━━━ Data to process

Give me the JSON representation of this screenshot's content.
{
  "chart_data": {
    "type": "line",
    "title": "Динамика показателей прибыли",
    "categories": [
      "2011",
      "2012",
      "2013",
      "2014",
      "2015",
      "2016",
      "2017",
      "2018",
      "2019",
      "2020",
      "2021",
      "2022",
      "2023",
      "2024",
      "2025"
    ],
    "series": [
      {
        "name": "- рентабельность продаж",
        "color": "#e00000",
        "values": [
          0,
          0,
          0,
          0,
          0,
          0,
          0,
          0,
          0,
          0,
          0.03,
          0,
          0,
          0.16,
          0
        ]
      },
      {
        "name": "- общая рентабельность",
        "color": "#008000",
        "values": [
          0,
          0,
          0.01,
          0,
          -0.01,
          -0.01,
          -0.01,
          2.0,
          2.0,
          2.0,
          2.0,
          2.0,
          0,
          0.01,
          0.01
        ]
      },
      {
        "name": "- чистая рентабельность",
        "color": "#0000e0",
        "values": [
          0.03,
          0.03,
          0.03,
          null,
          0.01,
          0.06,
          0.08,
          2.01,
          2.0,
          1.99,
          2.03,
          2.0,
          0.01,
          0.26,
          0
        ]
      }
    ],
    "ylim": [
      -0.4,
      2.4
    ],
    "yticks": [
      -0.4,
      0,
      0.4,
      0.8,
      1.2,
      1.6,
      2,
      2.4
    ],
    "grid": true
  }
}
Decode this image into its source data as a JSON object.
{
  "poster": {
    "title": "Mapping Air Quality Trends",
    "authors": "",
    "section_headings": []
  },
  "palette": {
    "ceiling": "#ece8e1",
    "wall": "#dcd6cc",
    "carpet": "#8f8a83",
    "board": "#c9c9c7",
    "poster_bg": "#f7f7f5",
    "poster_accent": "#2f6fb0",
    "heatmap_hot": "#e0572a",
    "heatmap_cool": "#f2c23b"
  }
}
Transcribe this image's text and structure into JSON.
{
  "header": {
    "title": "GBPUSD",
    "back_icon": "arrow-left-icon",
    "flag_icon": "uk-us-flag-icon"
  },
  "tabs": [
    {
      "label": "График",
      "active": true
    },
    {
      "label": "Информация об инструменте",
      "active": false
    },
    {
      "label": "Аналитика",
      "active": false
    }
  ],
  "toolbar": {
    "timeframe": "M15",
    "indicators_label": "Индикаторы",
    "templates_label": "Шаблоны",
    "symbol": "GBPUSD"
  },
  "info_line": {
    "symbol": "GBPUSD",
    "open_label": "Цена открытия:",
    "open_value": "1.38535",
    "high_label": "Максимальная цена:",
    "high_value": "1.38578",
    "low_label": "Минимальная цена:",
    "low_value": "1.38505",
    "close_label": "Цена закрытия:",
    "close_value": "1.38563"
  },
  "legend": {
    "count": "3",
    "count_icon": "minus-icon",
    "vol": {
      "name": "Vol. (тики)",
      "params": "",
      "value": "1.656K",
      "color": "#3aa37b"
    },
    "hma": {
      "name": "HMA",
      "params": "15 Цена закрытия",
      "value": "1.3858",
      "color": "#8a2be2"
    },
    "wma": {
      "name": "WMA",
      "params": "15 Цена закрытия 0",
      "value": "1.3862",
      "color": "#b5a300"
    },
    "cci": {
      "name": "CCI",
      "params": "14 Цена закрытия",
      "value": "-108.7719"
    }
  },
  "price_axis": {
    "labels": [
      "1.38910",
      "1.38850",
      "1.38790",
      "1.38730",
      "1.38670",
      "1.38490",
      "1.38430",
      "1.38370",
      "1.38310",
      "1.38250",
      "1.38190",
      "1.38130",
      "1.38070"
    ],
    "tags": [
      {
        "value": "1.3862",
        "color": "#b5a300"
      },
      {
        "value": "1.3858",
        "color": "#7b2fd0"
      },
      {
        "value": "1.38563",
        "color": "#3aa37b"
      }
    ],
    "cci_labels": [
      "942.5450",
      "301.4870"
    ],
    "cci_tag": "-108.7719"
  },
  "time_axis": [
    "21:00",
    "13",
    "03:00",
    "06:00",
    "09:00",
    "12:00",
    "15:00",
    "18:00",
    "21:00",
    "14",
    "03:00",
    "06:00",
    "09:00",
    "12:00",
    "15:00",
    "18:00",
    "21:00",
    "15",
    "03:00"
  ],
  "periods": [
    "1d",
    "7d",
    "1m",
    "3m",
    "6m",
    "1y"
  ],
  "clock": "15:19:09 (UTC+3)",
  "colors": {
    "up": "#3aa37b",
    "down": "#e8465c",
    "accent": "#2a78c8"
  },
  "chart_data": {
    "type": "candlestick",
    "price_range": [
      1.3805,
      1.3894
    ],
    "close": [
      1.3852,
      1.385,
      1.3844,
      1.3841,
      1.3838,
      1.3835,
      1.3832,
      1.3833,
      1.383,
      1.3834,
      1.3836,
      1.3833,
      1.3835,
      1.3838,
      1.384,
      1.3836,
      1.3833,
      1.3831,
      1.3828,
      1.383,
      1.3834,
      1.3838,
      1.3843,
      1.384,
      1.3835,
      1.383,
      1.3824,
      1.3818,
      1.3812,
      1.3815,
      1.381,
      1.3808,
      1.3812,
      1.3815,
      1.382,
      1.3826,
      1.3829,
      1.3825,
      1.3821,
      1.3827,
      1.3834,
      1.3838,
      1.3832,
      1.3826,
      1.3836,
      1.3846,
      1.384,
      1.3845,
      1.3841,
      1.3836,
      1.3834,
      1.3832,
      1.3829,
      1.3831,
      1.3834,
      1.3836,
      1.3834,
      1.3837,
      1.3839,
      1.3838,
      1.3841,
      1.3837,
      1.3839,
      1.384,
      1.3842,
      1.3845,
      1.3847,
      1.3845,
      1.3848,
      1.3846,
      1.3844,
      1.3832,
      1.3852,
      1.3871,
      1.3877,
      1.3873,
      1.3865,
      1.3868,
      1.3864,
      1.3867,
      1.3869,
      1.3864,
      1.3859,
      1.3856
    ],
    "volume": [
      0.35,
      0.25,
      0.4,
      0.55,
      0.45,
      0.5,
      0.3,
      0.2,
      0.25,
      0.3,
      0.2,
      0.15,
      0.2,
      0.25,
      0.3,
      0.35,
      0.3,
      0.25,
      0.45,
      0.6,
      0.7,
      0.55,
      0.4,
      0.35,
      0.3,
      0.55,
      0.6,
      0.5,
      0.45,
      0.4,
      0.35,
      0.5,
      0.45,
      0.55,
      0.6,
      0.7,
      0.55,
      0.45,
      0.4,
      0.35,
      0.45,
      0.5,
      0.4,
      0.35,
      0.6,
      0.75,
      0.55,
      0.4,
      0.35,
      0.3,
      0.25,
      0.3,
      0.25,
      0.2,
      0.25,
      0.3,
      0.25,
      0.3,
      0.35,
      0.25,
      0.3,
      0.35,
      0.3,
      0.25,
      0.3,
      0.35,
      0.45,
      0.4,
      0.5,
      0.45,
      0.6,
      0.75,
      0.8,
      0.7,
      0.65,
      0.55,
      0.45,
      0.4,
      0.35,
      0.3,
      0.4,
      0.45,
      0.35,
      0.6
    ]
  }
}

━━━━━━
━━━ Data to process

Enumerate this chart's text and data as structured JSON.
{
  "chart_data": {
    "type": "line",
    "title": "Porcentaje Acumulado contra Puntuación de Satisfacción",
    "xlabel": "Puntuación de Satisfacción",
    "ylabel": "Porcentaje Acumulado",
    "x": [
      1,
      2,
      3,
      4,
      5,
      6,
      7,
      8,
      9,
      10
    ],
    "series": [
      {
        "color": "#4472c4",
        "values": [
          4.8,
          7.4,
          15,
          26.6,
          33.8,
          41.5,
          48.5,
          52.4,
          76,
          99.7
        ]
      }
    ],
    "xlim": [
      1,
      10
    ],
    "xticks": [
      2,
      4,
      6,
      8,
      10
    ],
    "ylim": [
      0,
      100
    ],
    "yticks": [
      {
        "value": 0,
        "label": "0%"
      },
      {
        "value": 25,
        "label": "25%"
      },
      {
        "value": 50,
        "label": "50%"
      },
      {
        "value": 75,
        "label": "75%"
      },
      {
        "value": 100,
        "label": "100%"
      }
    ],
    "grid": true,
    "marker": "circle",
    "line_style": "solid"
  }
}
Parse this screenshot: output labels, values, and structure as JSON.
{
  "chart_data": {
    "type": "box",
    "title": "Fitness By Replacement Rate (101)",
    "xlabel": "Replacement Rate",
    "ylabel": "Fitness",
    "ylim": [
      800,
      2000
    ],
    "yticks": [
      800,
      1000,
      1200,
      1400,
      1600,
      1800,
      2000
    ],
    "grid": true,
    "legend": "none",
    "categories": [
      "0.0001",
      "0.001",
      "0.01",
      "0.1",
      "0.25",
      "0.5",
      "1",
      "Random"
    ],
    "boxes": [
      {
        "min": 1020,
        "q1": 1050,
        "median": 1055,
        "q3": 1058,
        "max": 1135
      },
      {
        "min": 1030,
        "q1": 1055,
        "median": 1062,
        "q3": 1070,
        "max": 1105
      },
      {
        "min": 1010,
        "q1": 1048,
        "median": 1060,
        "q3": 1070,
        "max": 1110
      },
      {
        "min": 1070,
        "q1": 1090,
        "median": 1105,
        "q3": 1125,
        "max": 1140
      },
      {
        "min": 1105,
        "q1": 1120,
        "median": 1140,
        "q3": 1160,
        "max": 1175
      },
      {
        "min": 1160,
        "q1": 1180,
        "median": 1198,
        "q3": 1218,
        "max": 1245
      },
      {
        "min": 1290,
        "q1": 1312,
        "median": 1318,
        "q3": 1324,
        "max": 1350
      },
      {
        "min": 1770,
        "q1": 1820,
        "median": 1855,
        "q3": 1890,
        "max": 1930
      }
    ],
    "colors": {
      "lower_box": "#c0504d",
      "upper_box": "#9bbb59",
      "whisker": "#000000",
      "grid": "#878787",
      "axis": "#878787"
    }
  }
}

━━━━━━

The task: Search the records above for "name". Copy each line where it is found.

Complete answer:
        "name": "- рентабельность продаж",
        "name": "- общая рентабельность",
        "name": "- чистая рентабельность",
      "name": "Vol. (тики)",
      "name": "HMA",
      "name": "WMA",
      "name": "CCI",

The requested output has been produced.